- **Work to do**
Pull every line containing "RALA" out of the material below.

___ Dataset records

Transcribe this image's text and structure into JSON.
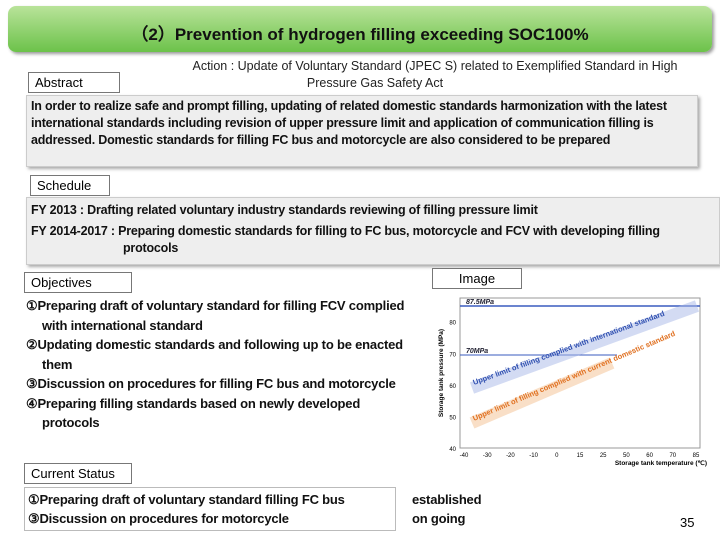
{
  "title": "（2）Prevention of hydrogen filling exceeding SOC100%",
  "action": [
    "Action : Update of  Voluntary Standard (JPEC S) related to Exemplified Standard in High",
    "Pressure Gas Safety Act"
  ],
  "abstract": {
    "label": "Abstract",
    "text": "In order to realize safe and prompt filling, updating of related domestic standards harmonization with the latest international standards including revision of upper pressure limit and application of communication filling is addressed. Domestic standards for filling FC bus and motorcycle are also considered to be prepared"
  },
  "schedule": {
    "label": "Schedule",
    "lines": [
      "FY 2013 : Drafting related voluntary industry standards reviewing of filling pressure limit",
      "FY 2014-2017 : Preparing domestic standards for filling to FC bus, motorcycle and FCV with developing filling protocols"
    ]
  },
  "objectives": {
    "label": "Objectives",
    "items": [
      "①Preparing draft of voluntary standard for filling FCV complied with international standard",
      "②Updating domestic standards and following up to be enacted them",
      "③Discussion on procedures for filling FC bus and motorcycle",
      "④Preparing filling standards based on newly developed protocols"
    ]
  },
  "image": {
    "label": "Image",
    "y_label": "Storage tank pressure (MPa)",
    "x_label": "Storage tank temperature (℃)",
    "yticks": [
      40,
      50,
      60,
      70,
      80
    ],
    "xticks": [
      -40,
      -30,
      -20,
      -10,
      0,
      15,
      25,
      50,
      60,
      70,
      85
    ],
    "annotations": [
      "87.5MPa",
      "70MPa",
      "Upper limit of filling complied with international standard",
      "Upper limit of filling complied with current domestic standard"
    ]
  },
  "status": {
    "label": "Current Status",
    "items": [
      {
        "text": "①Preparing draft of voluntary standard filling FC bus",
        "state": "established"
      },
      {
        "text": "③Discussion on procedures for motorcycle",
        "state": "on going"
      }
    ]
  },
  "page_number": "35"
}
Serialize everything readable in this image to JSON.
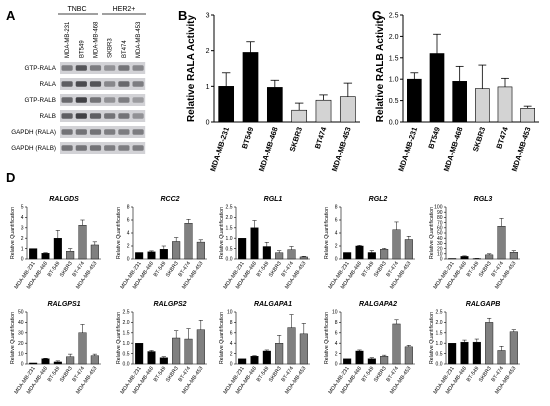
{
  "panels": {
    "A": "A",
    "B": "B",
    "C": "C",
    "D": "D"
  },
  "blot": {
    "group_headers": [
      "TNBC",
      "HER2+"
    ],
    "lanes": [
      "MDA-MB-231",
      "BT549",
      "MDA-MB-468",
      "SKBR3",
      "BT474",
      "MDA-MB-453"
    ],
    "rows": [
      "GTP-RALA",
      "RALA",
      "GTP-RALB",
      "RALB",
      "GAPDH (RALA)",
      "GAPDH (RALB)"
    ],
    "intensity": [
      [
        0.55,
        0.75,
        0.55,
        0.45,
        0.6,
        0.5
      ],
      [
        0.7,
        0.8,
        0.75,
        0.5,
        0.65,
        0.55
      ],
      [
        0.65,
        0.85,
        0.6,
        0.45,
        0.55,
        0.4
      ],
      [
        0.7,
        0.85,
        0.7,
        0.6,
        0.6,
        0.45
      ],
      [
        0.6,
        0.6,
        0.6,
        0.55,
        0.55,
        0.55
      ],
      [
        0.6,
        0.6,
        0.6,
        0.55,
        0.55,
        0.55
      ]
    ]
  },
  "chart_data": [
    {
      "id": "B",
      "type": "bar",
      "categories": [
        "MDA-MB-231",
        "BT549",
        "MDA-MB-468",
        "SKBR3",
        "BT474",
        "MDA-MB-453"
      ],
      "values": [
        1.0,
        1.95,
        0.97,
        0.33,
        0.61,
        0.71
      ],
      "errors": [
        0.38,
        0.3,
        0.2,
        0.2,
        0.15,
        0.38
      ],
      "bar_colors": [
        "#000000",
        "#000000",
        "#000000",
        "#d3d3d3",
        "#d3d3d3",
        "#d3d3d3"
      ],
      "title": "",
      "xlabel": "",
      "ylabel": "Relative RALA Activity",
      "ylim": [
        0,
        3
      ],
      "yticks": [
        "0",
        "1",
        "2",
        "3"
      ]
    },
    {
      "id": "C",
      "type": "bar",
      "categories": [
        "MDA-MB-231",
        "BT549",
        "MDA-MB-468",
        "SKBR3",
        "BT474",
        "MDA-MB-453"
      ],
      "values": [
        1.0,
        1.6,
        0.95,
        0.78,
        0.82,
        0.32
      ],
      "errors": [
        0.15,
        0.45,
        0.35,
        0.55,
        0.2,
        0.05
      ],
      "bar_colors": [
        "#000000",
        "#000000",
        "#000000",
        "#d3d3d3",
        "#d3d3d3",
        "#d3d3d3"
      ],
      "title": "",
      "xlabel": "",
      "ylabel": "Relative RALB Activity",
      "ylim": [
        0,
        2.5
      ],
      "yticks": [
        "0.0",
        "0.5",
        "1.0",
        "1.5",
        "2.0",
        "2.5"
      ]
    },
    {
      "id": "RALGDS",
      "type": "bar",
      "title": "RALGDS",
      "categories": [
        "MDA-MB-231",
        "MDA-MB-468",
        "BT-549",
        "SKBR3",
        "BT-474",
        "MDA-MB-453"
      ],
      "values": [
        1.0,
        0.55,
        2.0,
        0.75,
        3.25,
        1.35
      ],
      "errors": [
        0,
        0.05,
        0.75,
        0.25,
        0.5,
        0.3
      ],
      "bar_colors": [
        "#000000",
        "#000000",
        "#000000",
        "#808080",
        "#808080",
        "#808080"
      ],
      "ylabel": "Relative Quantification",
      "ylim": [
        0,
        5
      ],
      "yticks": [
        "0",
        "1",
        "2",
        "3",
        "4",
        "5"
      ]
    },
    {
      "id": "RCC2",
      "type": "bar",
      "title": "RCC2",
      "categories": [
        "MDA-MB-231",
        "MDA-MB-468",
        "BT-549",
        "SKBR3",
        "BT-474",
        "MDA-MB-453"
      ],
      "values": [
        1.0,
        1.1,
        1.5,
        2.7,
        5.5,
        2.6
      ],
      "errors": [
        0,
        0.15,
        0.5,
        0.6,
        0.6,
        0.35
      ],
      "bar_colors": [
        "#000000",
        "#000000",
        "#000000",
        "#808080",
        "#808080",
        "#808080"
      ],
      "ylabel": "Relative Quantification",
      "ylim": [
        0,
        8
      ],
      "yticks": [
        "0",
        "2",
        "4",
        "6",
        "8"
      ]
    },
    {
      "id": "RGL1",
      "type": "bar",
      "title": "RGL1",
      "categories": [
        "MDA-MB-231",
        "MDA-MB-468",
        "BT-549",
        "SKBR3",
        "BT-474",
        "MDA-MB-453"
      ],
      "values": [
        1.0,
        1.5,
        0.6,
        0.3,
        0.45,
        0.1
      ],
      "errors": [
        0,
        0.35,
        0.2,
        0.1,
        0.15,
        0.03
      ],
      "bar_colors": [
        "#000000",
        "#000000",
        "#000000",
        "#808080",
        "#808080",
        "#808080"
      ],
      "ylabel": "Relative Quantification",
      "ylim": [
        0,
        2.5
      ],
      "yticks": [
        "0.0",
        "0.5",
        "1.0",
        "1.5",
        "2.0",
        "2.5"
      ]
    },
    {
      "id": "RGL2",
      "type": "bar",
      "title": "RGL2",
      "categories": [
        "MDA-MB-231",
        "MDA-MB-468",
        "BT-549",
        "SKBR3",
        "BT-474",
        "MDA-MB-453"
      ],
      "values": [
        1.0,
        2.0,
        1.0,
        1.5,
        4.5,
        3.0
      ],
      "errors": [
        0,
        0.1,
        0.3,
        0.15,
        1.2,
        0.5
      ],
      "bar_colors": [
        "#000000",
        "#000000",
        "#000000",
        "#808080",
        "#808080",
        "#808080"
      ],
      "ylabel": "Relative Quantification",
      "ylim": [
        0,
        8
      ],
      "yticks": [
        "0",
        "2",
        "4",
        "6",
        "8"
      ]
    },
    {
      "id": "RGL3",
      "type": "bar",
      "title": "RGL3",
      "categories": [
        "MDA-MB-231",
        "MDA-MB-468",
        "BT-549",
        "SKBR3",
        "BT-474",
        "MDA-MB-453"
      ],
      "values": [
        1.0,
        5.0,
        0.8,
        8.0,
        63.0,
        13.0
      ],
      "errors": [
        0,
        1.0,
        0.3,
        2.0,
        15.0,
        3.0
      ],
      "bar_colors": [
        "#000000",
        "#000000",
        "#000000",
        "#808080",
        "#808080",
        "#808080"
      ],
      "ylabel": "Relative Quantification",
      "ylim": [
        0,
        100
      ],
      "yticks": [
        "0",
        "10",
        "20",
        "30",
        "40",
        "50",
        "60",
        "70",
        "80",
        "90",
        "100"
      ]
    },
    {
      "id": "RALGPS1",
      "type": "bar",
      "title": "RALGPS1",
      "categories": [
        "MDA-MB-231",
        "MDA-MB-468",
        "BT-549",
        "SKBR3",
        "BT-474",
        "MDA-MB-453"
      ],
      "values": [
        1.0,
        5.0,
        2.0,
        7.0,
        30.0,
        8.0
      ],
      "errors": [
        0,
        0.5,
        1.0,
        2.5,
        8.0,
        1.5
      ],
      "bar_colors": [
        "#000000",
        "#000000",
        "#000000",
        "#808080",
        "#808080",
        "#808080"
      ],
      "ylabel": "Relative Quantification",
      "ylim": [
        0,
        50
      ],
      "yticks": [
        "0",
        "10",
        "20",
        "30",
        "40",
        "50"
      ]
    },
    {
      "id": "RALGPS2",
      "type": "bar",
      "title": "RALGPS2",
      "categories": [
        "MDA-MB-231",
        "MDA-MB-468",
        "BT-549",
        "SKBR3",
        "BT-474",
        "MDA-MB-453"
      ],
      "values": [
        1.0,
        0.6,
        0.3,
        1.25,
        1.2,
        1.65
      ],
      "errors": [
        0,
        0.05,
        0.05,
        0.35,
        0.5,
        0.45
      ],
      "bar_colors": [
        "#000000",
        "#000000",
        "#000000",
        "#808080",
        "#808080",
        "#808080"
      ],
      "ylabel": "Relative Quantification",
      "ylim": [
        0,
        2.5
      ],
      "yticks": [
        "0.0",
        "0.5",
        "1.0",
        "1.5",
        "2.0",
        "2.5"
      ]
    },
    {
      "id": "RALGAPA1",
      "type": "bar",
      "title": "RALGAPA1",
      "categories": [
        "MDA-MB-231",
        "MDA-MB-468",
        "BT-549",
        "SKBR3",
        "BT-474",
        "MDA-MB-453"
      ],
      "values": [
        1.0,
        1.5,
        2.5,
        4.0,
        7.0,
        5.8
      ],
      "errors": [
        0,
        0.1,
        0.2,
        1.5,
        2.5,
        2.0
      ],
      "bar_colors": [
        "#000000",
        "#000000",
        "#000000",
        "#808080",
        "#808080",
        "#808080"
      ],
      "ylabel": "Relative Quantification",
      "ylim": [
        0,
        10
      ],
      "yticks": [
        "0",
        "2",
        "4",
        "6",
        "8",
        "10"
      ]
    },
    {
      "id": "RALGAPA2",
      "type": "bar",
      "title": "RALGAPA2",
      "categories": [
        "MDA-MB-231",
        "MDA-MB-468",
        "BT-549",
        "SKBR3",
        "BT-474",
        "MDA-MB-453"
      ],
      "values": [
        1.0,
        2.5,
        1.0,
        1.5,
        7.7,
        3.3
      ],
      "errors": [
        0,
        0.2,
        0.2,
        0.2,
        0.8,
        0.3
      ],
      "bar_colors": [
        "#000000",
        "#000000",
        "#000000",
        "#808080",
        "#808080",
        "#808080"
      ],
      "ylabel": "Relative Quantification",
      "ylim": [
        0,
        10
      ],
      "yticks": [
        "0",
        "2",
        "4",
        "6",
        "8",
        "10"
      ]
    },
    {
      "id": "RALGAPB",
      "type": "bar",
      "title": "RALGAPB",
      "categories": [
        "MDA-MB-231",
        "MDA-MB-468",
        "BT-549",
        "SKBR3",
        "BT-474",
        "MDA-MB-453"
      ],
      "values": [
        1.0,
        1.05,
        1.05,
        2.0,
        0.65,
        1.55
      ],
      "errors": [
        0,
        0.1,
        0.15,
        0.2,
        0.2,
        0.1
      ],
      "bar_colors": [
        "#000000",
        "#000000",
        "#000000",
        "#808080",
        "#808080",
        "#808080"
      ],
      "ylabel": "Relative Quantification",
      "ylim": [
        0,
        2.5
      ],
      "yticks": [
        "0.0",
        "0.5",
        "1.0",
        "1.5",
        "2.0",
        "2.5"
      ]
    }
  ]
}
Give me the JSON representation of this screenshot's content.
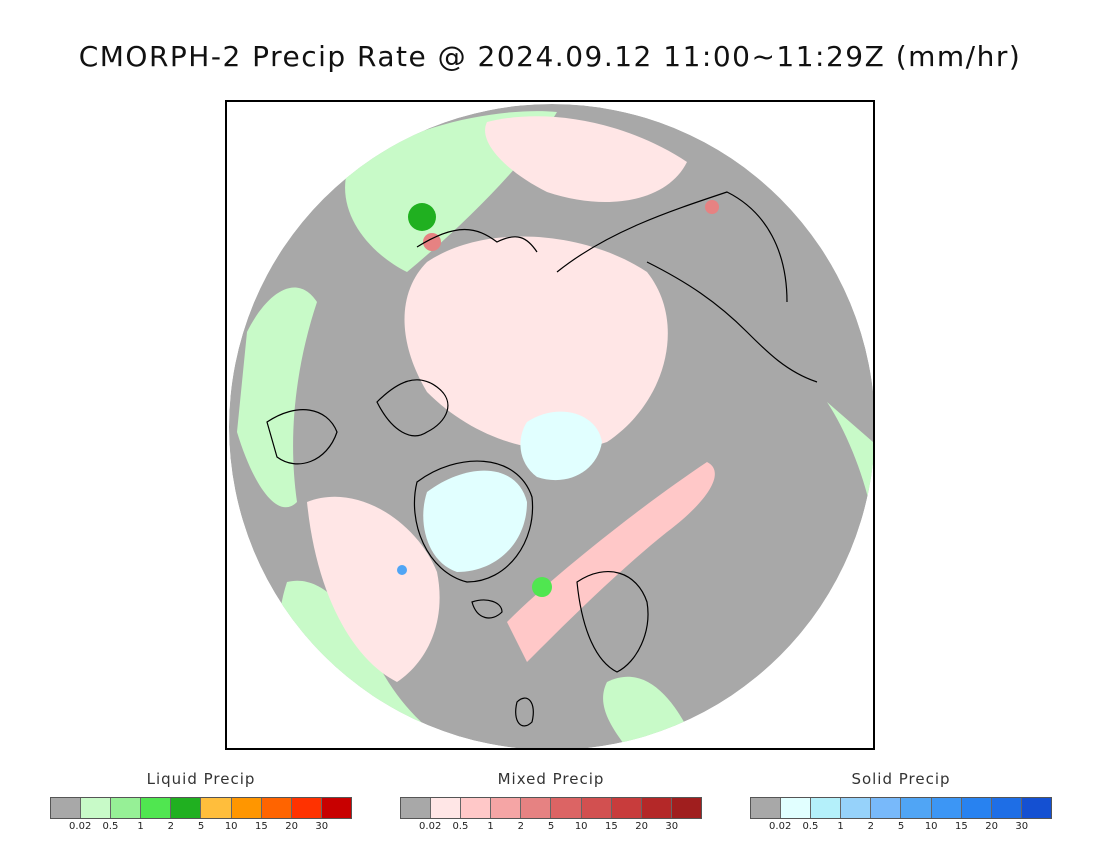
{
  "title": "CMORPH-2 Precip Rate @ 2024.09.12 11:00~11:29Z (mm/hr)",
  "colors": {
    "no_precip": "#a8a8a8",
    "land_fill": "#a8a8a8",
    "coastline": "#000000",
    "frame": "#000000"
  },
  "legends": [
    {
      "id": "liquid",
      "title": "Liquid Precip",
      "ticks": [
        "0.02",
        "0.5",
        "1",
        "2",
        "5",
        "10",
        "15",
        "20",
        "30"
      ],
      "colors": [
        "#a8a8a8",
        "#c8fac8",
        "#96f096",
        "#50e650",
        "#20b020",
        "#ffbe3c",
        "#ff9600",
        "#ff6400",
        "#ff3200",
        "#c80000"
      ]
    },
    {
      "id": "mixed",
      "title": "Mixed Precip",
      "ticks": [
        "0.02",
        "0.5",
        "1",
        "2",
        "5",
        "10",
        "15",
        "20",
        "30"
      ],
      "colors": [
        "#a8a8a8",
        "#ffe6e6",
        "#ffc8c8",
        "#f5a5a5",
        "#e68282",
        "#dc6464",
        "#d25050",
        "#c83c3c",
        "#b42828",
        "#a01e1e"
      ]
    },
    {
      "id": "solid",
      "title": "Solid Precip",
      "ticks": [
        "0.02",
        "0.5",
        "1",
        "2",
        "5",
        "10",
        "15",
        "20",
        "30"
      ],
      "colors": [
        "#a8a8a8",
        "#e1ffff",
        "#b4f0fa",
        "#96d2fa",
        "#78b9fa",
        "#50a5f5",
        "#3c96f5",
        "#2882f0",
        "#1e6ee6",
        "#1450d2"
      ]
    }
  ]
}
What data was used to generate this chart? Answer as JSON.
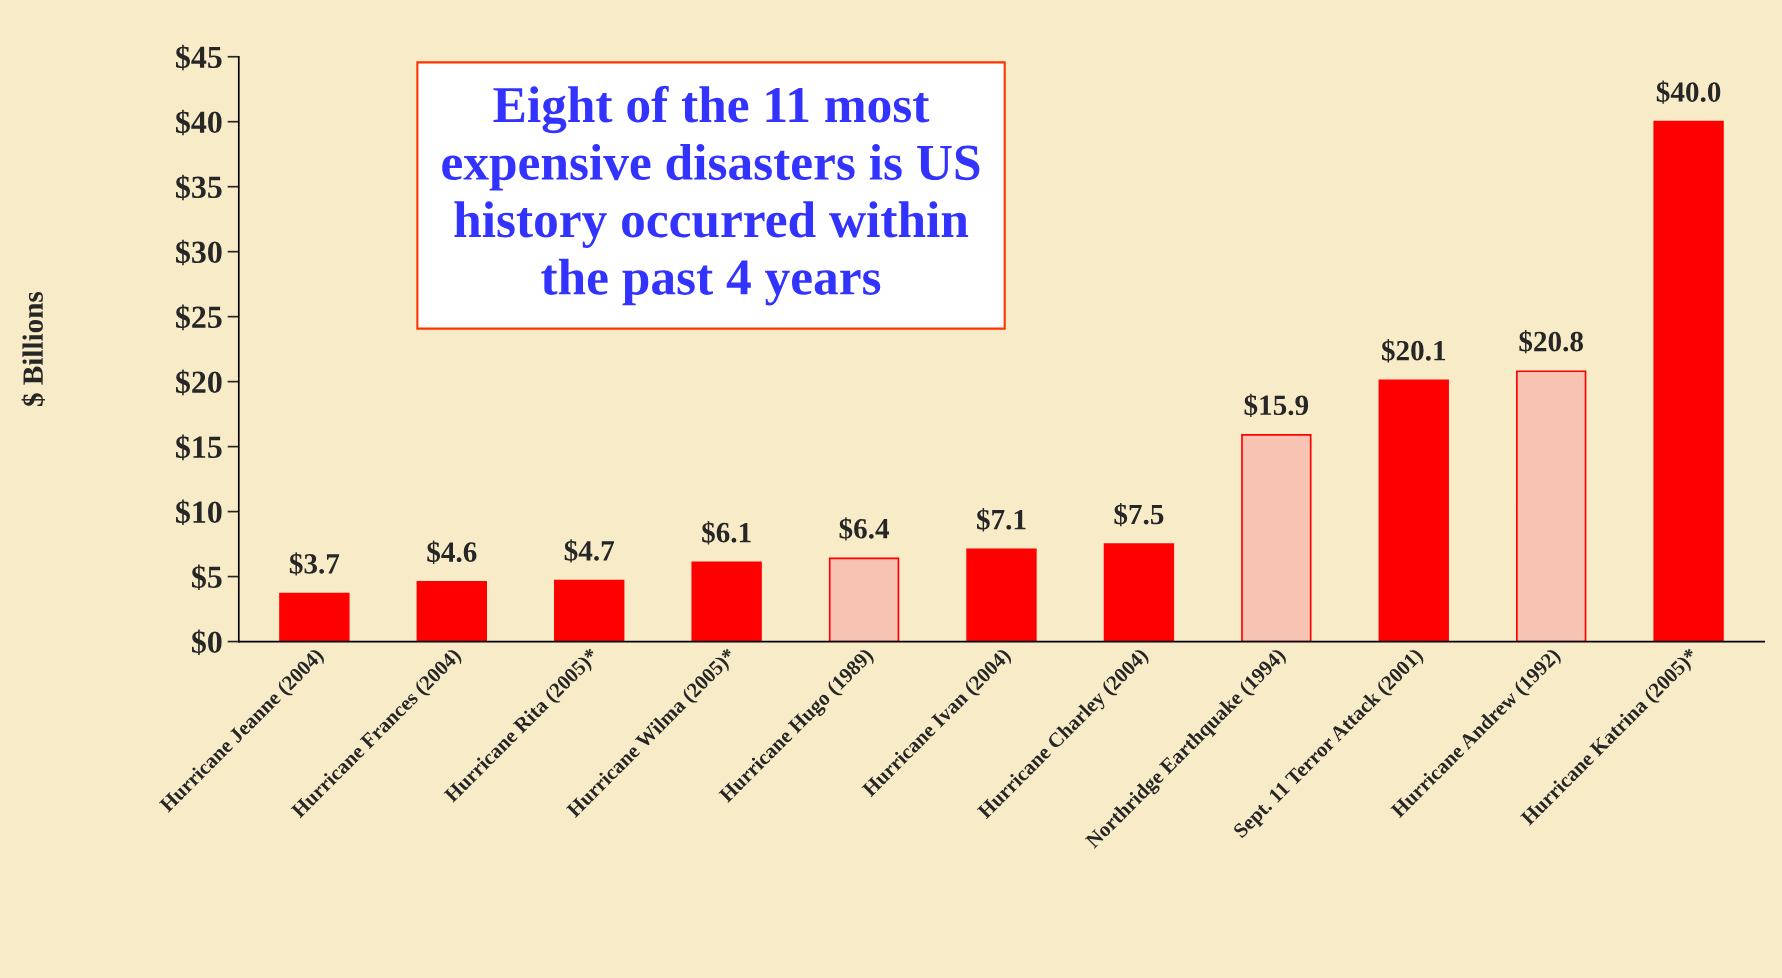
{
  "chart_data": {
    "type": "bar",
    "title": "Eight of the 11 most\nexpensive disasters is US\nhistory occurred within\nthe past 4 years",
    "ylabel": "$ Billions",
    "categories": [
      "Hurricane Jeanne (2004)",
      "Hurricane Frances (2004)",
      "Hurricane Rita (2005)*",
      "Hurricane Wilma (2005)*",
      "Hurricane Hugo (1989)",
      "Hurricane Ivan (2004)",
      "Hurricane Charley (2004)",
      "Northridge Earthquake (1994)",
      "Sept. 11 Terror Attack (2001)",
      "Hurricane Andrew (1992)",
      "Hurricane Katrina (2005)*"
    ],
    "values": [
      3.7,
      4.6,
      4.7,
      6.1,
      6.4,
      7.1,
      7.5,
      15.9,
      20.1,
      20.8,
      40.0
    ],
    "colors": [
      "#ff0000",
      "#ff0000",
      "#ff0000",
      "#ff0000",
      "#f7c4b4",
      "#ff0000",
      "#ff0000",
      "#f7c4b4",
      "#ff0000",
      "#f7c4b4",
      "#ff0000"
    ],
    "value_labels": [
      "$3.7",
      "$4.6",
      "$4.7",
      "$6.1",
      "$6.4",
      "$7.1",
      "$7.5",
      "$15.9",
      "$20.1",
      "$20.8",
      "$40.0"
    ],
    "ylim": [
      0,
      45
    ],
    "yticks": [
      {
        "value": 0,
        "label": "$0"
      },
      {
        "value": 5,
        "label": "$5"
      },
      {
        "value": 10,
        "label": "$10"
      },
      {
        "value": 15,
        "label": "$15"
      },
      {
        "value": 20,
        "label": "$20"
      },
      {
        "value": 25,
        "label": "$25"
      },
      {
        "value": 30,
        "label": "$30"
      },
      {
        "value": 35,
        "label": "$35"
      },
      {
        "value": 40,
        "label": "$40"
      },
      {
        "value": 45,
        "label": "$45"
      }
    ],
    "grid": false,
    "legend": false
  }
}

______

- **Result for this exercise**
      "GTP-RALA",
      "RALA",
      "GAPDH (RALA)",
      "ylabel": "Relative RALA Activity",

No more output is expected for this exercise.